Reproduce all the lines exactly as they stand, apart from the pictures.

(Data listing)
__________________________________________________

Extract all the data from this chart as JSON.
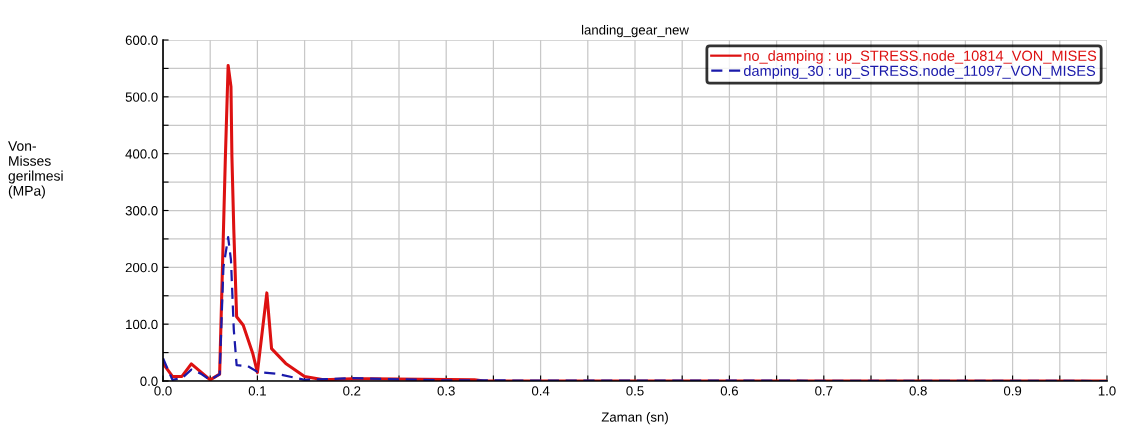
{
  "chart_data": {
    "type": "line",
    "title": "landing_gear_new",
    "xlabel": "Zaman (sn)",
    "ylabel": "Von-\nMisses\ngerilmesi\n(MPa)",
    "xlim": [
      0,
      1
    ],
    "ylim": [
      0,
      600
    ],
    "xticks": [
      {
        "value": 0,
        "label": "0.0"
      },
      {
        "value": 0.05,
        "label": null
      },
      {
        "value": 0.1,
        "label": "0.1"
      },
      {
        "value": 0.15,
        "label": null
      },
      {
        "value": 0.2,
        "label": "0.2"
      },
      {
        "value": 0.25,
        "label": null
      },
      {
        "value": 0.3,
        "label": "0.3"
      },
      {
        "value": 0.35,
        "label": null
      },
      {
        "value": 0.4,
        "label": "0.4"
      },
      {
        "value": 0.45,
        "label": null
      },
      {
        "value": 0.5,
        "label": "0.5"
      },
      {
        "value": 0.55,
        "label": null
      },
      {
        "value": 0.6,
        "label": "0.6"
      },
      {
        "value": 0.65,
        "label": null
      },
      {
        "value": 0.7,
        "label": "0.7"
      },
      {
        "value": 0.75,
        "label": null
      },
      {
        "value": 0.8,
        "label": "0.8"
      },
      {
        "value": 0.85,
        "label": null
      },
      {
        "value": 0.9,
        "label": "0.9"
      },
      {
        "value": 0.95,
        "label": null
      },
      {
        "value": 1,
        "label": "1.0"
      }
    ],
    "yticks": [
      {
        "value": 0,
        "label": "0.0"
      },
      {
        "value": 50,
        "label": null
      },
      {
        "value": 100,
        "label": "100.0"
      },
      {
        "value": 150,
        "label": null
      },
      {
        "value": 200,
        "label": "200.0"
      },
      {
        "value": 250,
        "label": null
      },
      {
        "value": 300,
        "label": "300.0"
      },
      {
        "value": 350,
        "label": null
      },
      {
        "value": 400,
        "label": "400.0"
      },
      {
        "value": 450,
        "label": null
      },
      {
        "value": 500,
        "label": "500.0"
      },
      {
        "value": 550,
        "label": null
      },
      {
        "value": 600,
        "label": "600.0"
      }
    ],
    "grid": true,
    "legend": "top right",
    "series": [
      {
        "name": "no_damping : up_STRESS.node_10814_VON_MISES",
        "color": "#dd1111",
        "line_style": "solid",
        "x": [
          0,
          0.01,
          0.02,
          0.03,
          0.04,
          0.05,
          0.06,
          0.063,
          0.066,
          0.069,
          0.072,
          0.073,
          0.075,
          0.078,
          0.085,
          0.095,
          0.1,
          0.11,
          0.115,
          0.13,
          0.15,
          0.17,
          0.2,
          0.22,
          0.33,
          0.34,
          1.0
        ],
        "values": [
          31,
          8,
          8,
          30,
          16,
          2,
          12,
          200,
          389,
          555,
          518,
          395,
          266,
          113,
          98,
          49,
          15,
          155,
          57,
          31,
          8,
          2,
          4,
          4,
          2,
          0,
          0
        ]
      },
      {
        "name": "damping_30 : up_STRESS.node_11097_VON_MISES",
        "color": "#1a1aaa",
        "line_style": "dashed",
        "x": [
          0,
          0.01,
          0.02,
          0.03,
          0.04,
          0.05,
          0.06,
          0.064,
          0.069,
          0.072,
          0.075,
          0.078,
          0.09,
          0.1,
          0.12,
          0.15,
          0.2,
          0.25,
          0.3,
          1.0
        ],
        "values": [
          40,
          2,
          5,
          20,
          13,
          2,
          12,
          200,
          253,
          213,
          90,
          28,
          26,
          16,
          13,
          2,
          5,
          3,
          1,
          0
        ]
      }
    ]
  }
}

__________________________________________________

- _RESULT OF THIS EXERCISE_
Extract all the data from this chart as JSON.
{
  "chart_data": {
    "type": "line",
    "title": "landing_gear_new",
    "xlabel": "Zaman (sn)",
    "ylabel": "Von-\nMisses\ngerilmesi\n(MPa)",
    "xlim": [
      0,
      1
    ],
    "ylim": [
      0,
      600
    ],
    "xticks": [
      {
        "value": 0,
        "label": "0.0"
      },
      {
        "value": 0.05,
        "label": null
      },
      {
        "value": 0.1,
        "label": "0.1"
      },
      {
        "value": 0.15,
        "label": null
      },
      {
        "value": 0.2,
        "label": "0.2"
      },
      {
        "value": 0.25,
        "label": null
      },
      {
        "value": 0.3,
        "label": "0.3"
      },
      {
        "value": 0.35,
        "label": null
      },
      {
        "value": 0.4,
        "label": "0.4"
      },
      {
        "value": 0.45,
        "label": null
      },
      {
        "value": 0.5,
        "label": "0.5"
      },
      {
        "value": 0.55,
        "label": null
      },
      {
        "value": 0.6,
        "label": "0.6"
      },
      {
        "value": 0.65,
        "label": null
      },
      {
        "value": 0.7,
        "label": "0.7"
      },
      {
        "value": 0.75,
        "label": null
      },
      {
        "value": 0.8,
        "label": "0.8"
      },
      {
        "value": 0.85,
        "label": null
      },
      {
        "value": 0.9,
        "label": "0.9"
      },
      {
        "value": 0.95,
        "label": null
      },
      {
        "value": 1,
        "label": "1.0"
      }
    ],
    "yticks": [
      {
        "value": 0,
        "label": "0.0"
      },
      {
        "value": 50,
        "label": null
      },
      {
        "value": 100,
        "label": "100.0"
      },
      {
        "value": 150,
        "label": null
      },
      {
        "value": 200,
        "label": "200.0"
      },
      {
        "value": 250,
        "label": null
      },
      {
        "value": 300,
        "label": "300.0"
      },
      {
        "value": 350,
        "label": null
      },
      {
        "value": 400,
        "label": "400.0"
      },
      {
        "value": 450,
        "label": null
      },
      {
        "value": 500,
        "label": "500.0"
      },
      {
        "value": 550,
        "label": null
      },
      {
        "value": 600,
        "label": "600.0"
      }
    ],
    "grid": true,
    "legend": "top right",
    "series": [
      {
        "name": "no_damping : up_STRESS.node_10814_VON_MISES",
        "color": "#dd1111",
        "line_style": "solid",
        "x": [
          0,
          0.01,
          0.02,
          0.03,
          0.04,
          0.05,
          0.06,
          0.063,
          0.066,
          0.069,
          0.072,
          0.073,
          0.075,
          0.078,
          0.085,
          0.095,
          0.1,
          0.11,
          0.115,
          0.13,
          0.15,
          0.17,
          0.2,
          0.22,
          0.33,
          0.34,
          1.0
        ],
        "values": [
          31,
          8,
          8,
          30,
          16,
          2,
          12,
          200,
          389,
          555,
          518,
          395,
          266,
          113,
          98,
          49,
          15,
          155,
          57,
          31,
          8,
          2,
          4,
          4,
          2,
          0,
          0
        ]
      },
      {
        "name": "damping_30 : up_STRESS.node_11097_VON_MISES",
        "color": "#1a1aaa",
        "line_style": "dashed",
        "x": [
          0,
          0.01,
          0.02,
          0.03,
          0.04,
          0.05,
          0.06,
          0.064,
          0.069,
          0.072,
          0.075,
          0.078,
          0.09,
          0.1,
          0.12,
          0.15,
          0.2,
          0.25,
          0.3,
          1.0
        ],
        "values": [
          40,
          2,
          5,
          20,
          13,
          2,
          12,
          200,
          253,
          213,
          90,
          28,
          26,
          16,
          13,
          2,
          5,
          3,
          1,
          0
        ]
      }
    ]
  }
}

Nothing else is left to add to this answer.